DATA TO PROCESS:
——————

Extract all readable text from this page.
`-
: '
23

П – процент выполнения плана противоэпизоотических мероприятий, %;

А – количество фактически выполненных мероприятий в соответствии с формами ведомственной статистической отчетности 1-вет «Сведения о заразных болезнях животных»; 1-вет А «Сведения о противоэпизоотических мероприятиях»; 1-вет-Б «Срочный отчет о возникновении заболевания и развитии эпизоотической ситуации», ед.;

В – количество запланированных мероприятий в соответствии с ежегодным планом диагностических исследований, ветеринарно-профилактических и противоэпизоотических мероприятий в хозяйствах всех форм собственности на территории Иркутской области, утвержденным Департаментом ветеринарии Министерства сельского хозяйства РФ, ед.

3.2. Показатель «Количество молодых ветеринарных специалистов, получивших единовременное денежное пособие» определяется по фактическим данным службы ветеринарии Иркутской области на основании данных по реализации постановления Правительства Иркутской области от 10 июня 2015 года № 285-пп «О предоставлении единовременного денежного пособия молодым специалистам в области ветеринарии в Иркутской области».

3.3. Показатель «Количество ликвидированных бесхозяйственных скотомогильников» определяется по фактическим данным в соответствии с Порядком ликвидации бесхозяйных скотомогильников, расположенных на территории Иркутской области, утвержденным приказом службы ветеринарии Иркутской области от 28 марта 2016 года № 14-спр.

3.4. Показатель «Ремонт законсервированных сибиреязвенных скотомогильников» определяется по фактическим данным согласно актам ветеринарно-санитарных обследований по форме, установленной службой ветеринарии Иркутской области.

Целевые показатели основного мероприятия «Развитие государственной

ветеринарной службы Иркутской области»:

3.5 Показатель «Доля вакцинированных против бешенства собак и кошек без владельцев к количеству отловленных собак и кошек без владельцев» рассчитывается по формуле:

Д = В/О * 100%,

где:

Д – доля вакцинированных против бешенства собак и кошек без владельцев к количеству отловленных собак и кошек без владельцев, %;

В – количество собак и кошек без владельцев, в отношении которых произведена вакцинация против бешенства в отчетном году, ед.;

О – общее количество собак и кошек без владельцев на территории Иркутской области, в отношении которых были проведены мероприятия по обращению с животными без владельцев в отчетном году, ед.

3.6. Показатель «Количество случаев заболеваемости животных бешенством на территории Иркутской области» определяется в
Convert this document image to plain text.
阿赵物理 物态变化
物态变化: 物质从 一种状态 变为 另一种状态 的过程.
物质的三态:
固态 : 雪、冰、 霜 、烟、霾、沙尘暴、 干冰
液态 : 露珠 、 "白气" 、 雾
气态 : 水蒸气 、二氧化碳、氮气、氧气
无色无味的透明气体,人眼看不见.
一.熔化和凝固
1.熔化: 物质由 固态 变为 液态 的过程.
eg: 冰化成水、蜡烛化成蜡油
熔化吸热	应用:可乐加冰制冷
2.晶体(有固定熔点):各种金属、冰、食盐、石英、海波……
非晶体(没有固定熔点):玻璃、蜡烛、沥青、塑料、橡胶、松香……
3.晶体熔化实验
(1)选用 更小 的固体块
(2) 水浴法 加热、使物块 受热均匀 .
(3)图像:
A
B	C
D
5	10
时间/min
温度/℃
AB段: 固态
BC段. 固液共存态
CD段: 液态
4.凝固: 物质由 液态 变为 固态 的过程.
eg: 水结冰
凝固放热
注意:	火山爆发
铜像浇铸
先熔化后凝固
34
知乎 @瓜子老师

——————

REQUIRED WORK:
Retype nothing except the lines from the line holding "Convert this document image to plain text." through the last line of the entries, both included.

CORRECT RESULT:
Convert this document image to plain text.
阿赵物理 物态变化
物态变化: 物质从 一种状态 变为 另一种状态 的过程.
物质的三态:
固态 : 雪、冰、 霜 、烟、霾、沙尘暴、 干冰
液态 : 露珠 、 "白气" 、 雾
气态 : 水蒸气 、二氧化碳、氮气、氧气
无色无味的透明气体,人眼看不见.
一.熔化和凝固
1.熔化: 物质由 固态 变为 液态 的过程.
eg: 冰化成水、蜡烛化成蜡油
熔化吸热	应用:可乐加冰制冷
2.晶体(有固定熔点):各种金属、冰、食盐、石英、海波……
非晶体(没有固定熔点):玻璃、蜡烛、沥青、塑料、橡胶、松香……
3.晶体熔化实验
(1)选用 更小 的固体块
(2) 水浴法 加热、使物块 受热均匀 .
(3)图像:
A
B	C
D
5	10
时间/min
温度/℃
AB段: 固态
BC段. 固液共存态
CD段: 液态
4.凝固: 物质由 液态 变为 固态 的过程.
eg: 水结冰
凝固放热
注意:	火山爆发
铜像浇铸
先熔化后凝固
34
知乎 @瓜子老师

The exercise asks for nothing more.